■ **EXERCISE DATA**
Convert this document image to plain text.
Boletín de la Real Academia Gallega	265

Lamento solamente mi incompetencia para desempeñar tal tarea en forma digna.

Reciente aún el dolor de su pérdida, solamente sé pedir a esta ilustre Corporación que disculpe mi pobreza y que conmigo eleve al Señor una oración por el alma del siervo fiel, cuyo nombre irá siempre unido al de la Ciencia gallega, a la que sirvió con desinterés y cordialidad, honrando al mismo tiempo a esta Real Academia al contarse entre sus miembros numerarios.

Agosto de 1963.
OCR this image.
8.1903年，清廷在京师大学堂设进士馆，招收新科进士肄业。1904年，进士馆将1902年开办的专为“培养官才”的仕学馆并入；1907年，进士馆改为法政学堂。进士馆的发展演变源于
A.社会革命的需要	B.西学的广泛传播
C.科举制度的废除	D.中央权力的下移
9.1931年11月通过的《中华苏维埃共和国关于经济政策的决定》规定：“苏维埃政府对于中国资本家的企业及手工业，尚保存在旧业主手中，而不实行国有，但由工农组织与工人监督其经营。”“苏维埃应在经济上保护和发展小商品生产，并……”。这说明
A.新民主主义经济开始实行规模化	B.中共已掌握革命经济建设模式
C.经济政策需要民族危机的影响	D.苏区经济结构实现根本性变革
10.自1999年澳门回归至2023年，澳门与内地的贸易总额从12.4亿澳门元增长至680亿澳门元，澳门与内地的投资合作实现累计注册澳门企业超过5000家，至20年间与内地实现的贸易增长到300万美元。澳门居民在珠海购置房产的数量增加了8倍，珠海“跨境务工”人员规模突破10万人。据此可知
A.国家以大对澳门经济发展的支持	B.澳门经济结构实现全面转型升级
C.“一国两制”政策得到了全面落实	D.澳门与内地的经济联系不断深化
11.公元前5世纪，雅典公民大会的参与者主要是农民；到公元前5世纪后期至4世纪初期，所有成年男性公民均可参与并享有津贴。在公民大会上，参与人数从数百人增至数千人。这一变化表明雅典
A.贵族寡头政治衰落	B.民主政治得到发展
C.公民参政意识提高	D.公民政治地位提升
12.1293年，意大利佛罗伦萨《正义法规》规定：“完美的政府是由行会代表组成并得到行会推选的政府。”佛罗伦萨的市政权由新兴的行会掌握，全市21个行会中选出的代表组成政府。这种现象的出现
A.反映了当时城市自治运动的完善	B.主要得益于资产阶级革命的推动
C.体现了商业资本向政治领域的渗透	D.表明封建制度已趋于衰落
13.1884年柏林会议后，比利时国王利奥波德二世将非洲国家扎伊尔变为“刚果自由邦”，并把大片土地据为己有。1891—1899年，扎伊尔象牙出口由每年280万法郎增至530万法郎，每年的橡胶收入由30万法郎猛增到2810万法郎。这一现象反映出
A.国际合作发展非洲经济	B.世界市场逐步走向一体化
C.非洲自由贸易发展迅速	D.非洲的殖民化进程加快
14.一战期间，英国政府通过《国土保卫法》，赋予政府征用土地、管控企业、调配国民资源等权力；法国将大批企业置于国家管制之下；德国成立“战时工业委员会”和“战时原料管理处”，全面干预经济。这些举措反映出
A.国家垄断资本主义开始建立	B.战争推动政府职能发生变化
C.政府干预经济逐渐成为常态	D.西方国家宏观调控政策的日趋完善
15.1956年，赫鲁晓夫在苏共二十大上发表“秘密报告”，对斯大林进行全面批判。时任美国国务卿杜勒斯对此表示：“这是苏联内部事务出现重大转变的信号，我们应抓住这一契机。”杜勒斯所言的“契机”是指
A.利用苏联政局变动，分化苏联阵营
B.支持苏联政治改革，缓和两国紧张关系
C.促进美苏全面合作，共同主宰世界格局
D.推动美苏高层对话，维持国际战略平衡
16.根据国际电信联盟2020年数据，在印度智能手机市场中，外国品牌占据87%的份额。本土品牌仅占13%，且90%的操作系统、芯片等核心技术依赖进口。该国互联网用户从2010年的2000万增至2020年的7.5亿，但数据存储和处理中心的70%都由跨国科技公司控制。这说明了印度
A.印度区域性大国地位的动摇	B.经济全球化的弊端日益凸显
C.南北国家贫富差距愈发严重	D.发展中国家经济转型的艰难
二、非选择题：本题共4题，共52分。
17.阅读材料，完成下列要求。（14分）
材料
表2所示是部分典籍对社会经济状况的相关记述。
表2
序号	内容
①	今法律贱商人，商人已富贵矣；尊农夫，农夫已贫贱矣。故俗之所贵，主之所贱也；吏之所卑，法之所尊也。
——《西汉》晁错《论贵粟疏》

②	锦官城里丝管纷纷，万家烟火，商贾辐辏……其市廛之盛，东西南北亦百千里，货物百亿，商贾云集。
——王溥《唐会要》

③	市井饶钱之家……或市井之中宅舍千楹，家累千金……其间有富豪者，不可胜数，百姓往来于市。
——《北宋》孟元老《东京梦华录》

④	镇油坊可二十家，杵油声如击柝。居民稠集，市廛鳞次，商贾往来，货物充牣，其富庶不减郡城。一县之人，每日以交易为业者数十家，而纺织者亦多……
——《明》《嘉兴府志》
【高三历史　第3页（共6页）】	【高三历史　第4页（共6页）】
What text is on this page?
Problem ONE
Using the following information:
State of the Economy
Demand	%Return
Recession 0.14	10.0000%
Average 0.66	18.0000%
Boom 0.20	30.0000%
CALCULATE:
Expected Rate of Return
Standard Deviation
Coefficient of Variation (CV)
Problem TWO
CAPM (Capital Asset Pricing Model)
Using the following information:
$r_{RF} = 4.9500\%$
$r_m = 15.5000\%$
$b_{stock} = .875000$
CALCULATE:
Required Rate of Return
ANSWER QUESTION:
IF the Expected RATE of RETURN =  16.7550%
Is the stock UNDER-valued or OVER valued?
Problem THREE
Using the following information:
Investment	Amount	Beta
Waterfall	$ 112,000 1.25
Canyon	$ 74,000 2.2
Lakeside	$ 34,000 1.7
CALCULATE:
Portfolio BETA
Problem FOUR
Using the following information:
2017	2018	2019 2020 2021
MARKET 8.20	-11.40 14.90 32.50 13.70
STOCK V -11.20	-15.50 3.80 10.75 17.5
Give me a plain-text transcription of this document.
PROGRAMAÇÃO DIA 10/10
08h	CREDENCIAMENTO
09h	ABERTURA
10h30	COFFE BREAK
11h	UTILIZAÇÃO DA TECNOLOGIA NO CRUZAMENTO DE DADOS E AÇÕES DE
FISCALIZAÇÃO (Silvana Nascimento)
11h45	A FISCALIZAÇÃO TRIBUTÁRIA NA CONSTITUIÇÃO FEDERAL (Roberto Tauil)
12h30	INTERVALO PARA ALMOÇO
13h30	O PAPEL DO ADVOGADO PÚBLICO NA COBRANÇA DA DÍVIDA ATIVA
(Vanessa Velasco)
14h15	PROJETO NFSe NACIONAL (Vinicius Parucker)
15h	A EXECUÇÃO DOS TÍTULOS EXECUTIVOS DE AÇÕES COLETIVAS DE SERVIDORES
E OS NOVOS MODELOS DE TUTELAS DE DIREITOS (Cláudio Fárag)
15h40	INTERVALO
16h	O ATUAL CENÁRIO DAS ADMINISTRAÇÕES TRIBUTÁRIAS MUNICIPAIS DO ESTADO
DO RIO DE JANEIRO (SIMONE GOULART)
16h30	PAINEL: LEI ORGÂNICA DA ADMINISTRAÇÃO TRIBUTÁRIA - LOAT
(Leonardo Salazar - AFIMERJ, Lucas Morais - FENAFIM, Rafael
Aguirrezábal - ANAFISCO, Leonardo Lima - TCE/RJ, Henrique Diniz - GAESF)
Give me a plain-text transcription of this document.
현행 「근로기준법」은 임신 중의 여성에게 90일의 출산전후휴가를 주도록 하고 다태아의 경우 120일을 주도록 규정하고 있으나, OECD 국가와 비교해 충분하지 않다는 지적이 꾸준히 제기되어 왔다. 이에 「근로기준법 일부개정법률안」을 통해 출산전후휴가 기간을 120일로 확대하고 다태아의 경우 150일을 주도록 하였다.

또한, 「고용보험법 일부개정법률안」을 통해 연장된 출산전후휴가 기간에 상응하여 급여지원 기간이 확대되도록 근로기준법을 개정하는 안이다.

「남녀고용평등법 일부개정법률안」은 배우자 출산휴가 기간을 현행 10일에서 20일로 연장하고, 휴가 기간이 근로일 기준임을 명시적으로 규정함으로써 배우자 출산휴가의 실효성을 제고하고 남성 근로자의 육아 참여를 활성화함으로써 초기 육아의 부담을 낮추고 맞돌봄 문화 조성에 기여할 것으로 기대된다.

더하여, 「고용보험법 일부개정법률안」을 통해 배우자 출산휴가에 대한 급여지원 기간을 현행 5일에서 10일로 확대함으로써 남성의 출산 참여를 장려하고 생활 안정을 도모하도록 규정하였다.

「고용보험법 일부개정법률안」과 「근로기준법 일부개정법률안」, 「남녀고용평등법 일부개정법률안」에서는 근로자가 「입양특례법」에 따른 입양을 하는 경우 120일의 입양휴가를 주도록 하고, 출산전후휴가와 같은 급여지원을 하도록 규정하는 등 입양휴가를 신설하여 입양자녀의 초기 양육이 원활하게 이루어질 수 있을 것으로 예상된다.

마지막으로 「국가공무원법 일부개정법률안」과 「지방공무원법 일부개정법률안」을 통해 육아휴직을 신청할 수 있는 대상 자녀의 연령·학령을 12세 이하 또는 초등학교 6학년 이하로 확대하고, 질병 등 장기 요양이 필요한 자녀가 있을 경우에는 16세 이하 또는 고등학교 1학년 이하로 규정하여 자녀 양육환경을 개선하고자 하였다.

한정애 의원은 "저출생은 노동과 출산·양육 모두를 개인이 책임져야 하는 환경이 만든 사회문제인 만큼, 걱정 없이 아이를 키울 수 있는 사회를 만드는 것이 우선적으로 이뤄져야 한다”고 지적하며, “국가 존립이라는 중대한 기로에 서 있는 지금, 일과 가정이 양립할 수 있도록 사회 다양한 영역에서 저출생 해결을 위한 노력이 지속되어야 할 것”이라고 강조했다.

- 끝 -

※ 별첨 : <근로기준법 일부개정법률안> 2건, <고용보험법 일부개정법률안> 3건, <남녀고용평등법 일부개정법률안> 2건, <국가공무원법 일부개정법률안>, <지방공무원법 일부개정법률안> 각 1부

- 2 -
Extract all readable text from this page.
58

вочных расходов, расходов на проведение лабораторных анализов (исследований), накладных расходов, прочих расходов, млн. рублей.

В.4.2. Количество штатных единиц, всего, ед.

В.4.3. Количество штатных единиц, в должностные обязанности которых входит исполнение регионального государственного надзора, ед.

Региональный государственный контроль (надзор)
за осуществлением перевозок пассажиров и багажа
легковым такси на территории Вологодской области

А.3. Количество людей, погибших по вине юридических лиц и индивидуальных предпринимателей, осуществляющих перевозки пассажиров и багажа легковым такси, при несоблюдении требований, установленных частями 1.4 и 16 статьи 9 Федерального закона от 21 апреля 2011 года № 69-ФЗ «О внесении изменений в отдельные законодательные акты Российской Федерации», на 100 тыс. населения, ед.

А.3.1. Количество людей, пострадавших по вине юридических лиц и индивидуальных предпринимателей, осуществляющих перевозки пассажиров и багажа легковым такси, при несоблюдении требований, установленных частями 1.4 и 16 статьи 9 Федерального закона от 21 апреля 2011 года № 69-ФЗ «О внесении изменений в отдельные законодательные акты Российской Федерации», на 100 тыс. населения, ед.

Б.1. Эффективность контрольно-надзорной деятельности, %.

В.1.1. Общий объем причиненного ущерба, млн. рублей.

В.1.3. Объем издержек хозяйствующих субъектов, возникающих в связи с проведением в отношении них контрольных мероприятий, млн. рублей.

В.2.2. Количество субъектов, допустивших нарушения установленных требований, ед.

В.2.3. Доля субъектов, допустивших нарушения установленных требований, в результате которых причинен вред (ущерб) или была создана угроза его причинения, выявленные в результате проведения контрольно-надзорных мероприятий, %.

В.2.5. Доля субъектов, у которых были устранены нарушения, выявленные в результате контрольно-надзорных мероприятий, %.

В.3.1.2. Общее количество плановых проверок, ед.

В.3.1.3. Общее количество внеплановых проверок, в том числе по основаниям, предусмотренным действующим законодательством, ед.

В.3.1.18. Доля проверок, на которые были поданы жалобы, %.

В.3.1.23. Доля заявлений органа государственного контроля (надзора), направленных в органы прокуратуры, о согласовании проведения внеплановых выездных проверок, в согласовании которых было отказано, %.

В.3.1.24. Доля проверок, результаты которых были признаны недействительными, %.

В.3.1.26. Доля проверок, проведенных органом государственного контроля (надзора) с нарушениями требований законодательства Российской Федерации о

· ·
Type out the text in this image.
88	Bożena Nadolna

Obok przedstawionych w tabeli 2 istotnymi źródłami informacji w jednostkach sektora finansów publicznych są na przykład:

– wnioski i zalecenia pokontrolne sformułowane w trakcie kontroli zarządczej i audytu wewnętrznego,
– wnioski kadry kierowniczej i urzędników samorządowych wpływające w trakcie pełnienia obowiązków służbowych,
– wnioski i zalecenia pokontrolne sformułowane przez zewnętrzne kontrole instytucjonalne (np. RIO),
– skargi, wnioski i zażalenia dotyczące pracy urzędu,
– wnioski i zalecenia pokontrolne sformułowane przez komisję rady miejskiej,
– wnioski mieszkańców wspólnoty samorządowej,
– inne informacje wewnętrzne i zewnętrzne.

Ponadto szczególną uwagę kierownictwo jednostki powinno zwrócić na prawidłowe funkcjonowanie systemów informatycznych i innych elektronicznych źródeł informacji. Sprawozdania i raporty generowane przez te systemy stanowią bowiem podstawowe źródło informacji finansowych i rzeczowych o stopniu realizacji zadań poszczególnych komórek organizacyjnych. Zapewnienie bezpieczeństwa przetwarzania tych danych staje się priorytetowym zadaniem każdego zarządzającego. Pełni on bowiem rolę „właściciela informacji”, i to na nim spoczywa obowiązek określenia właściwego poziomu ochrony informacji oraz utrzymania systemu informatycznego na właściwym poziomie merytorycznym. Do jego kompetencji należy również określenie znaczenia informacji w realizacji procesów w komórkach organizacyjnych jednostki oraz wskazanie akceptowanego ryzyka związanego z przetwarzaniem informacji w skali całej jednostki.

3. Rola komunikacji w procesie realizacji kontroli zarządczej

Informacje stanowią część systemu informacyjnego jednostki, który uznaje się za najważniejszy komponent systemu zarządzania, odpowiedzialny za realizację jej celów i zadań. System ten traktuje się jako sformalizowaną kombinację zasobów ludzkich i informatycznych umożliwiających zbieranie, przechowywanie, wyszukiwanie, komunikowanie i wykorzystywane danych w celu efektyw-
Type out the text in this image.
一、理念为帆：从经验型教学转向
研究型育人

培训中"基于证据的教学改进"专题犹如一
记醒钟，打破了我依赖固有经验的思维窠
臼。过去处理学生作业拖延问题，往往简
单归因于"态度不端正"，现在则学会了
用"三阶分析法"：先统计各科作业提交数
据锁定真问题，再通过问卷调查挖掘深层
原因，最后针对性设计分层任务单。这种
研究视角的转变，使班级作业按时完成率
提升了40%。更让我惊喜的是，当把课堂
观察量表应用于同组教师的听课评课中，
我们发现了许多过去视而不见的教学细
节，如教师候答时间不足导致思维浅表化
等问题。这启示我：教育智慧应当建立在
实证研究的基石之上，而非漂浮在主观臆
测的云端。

■ **TO BE DONE**
All lines that include "FISCALIZAÇÃO" are to be gathered and copied.

■ **EXERCISE SOLUTION**
FISCALIZAÇÃO (Silvana Nascimento)
11h45	A FISCALIZAÇÃO TRIBUTÁRIA NA CONSTITUIÇÃO FEDERAL (Roberto Tauil)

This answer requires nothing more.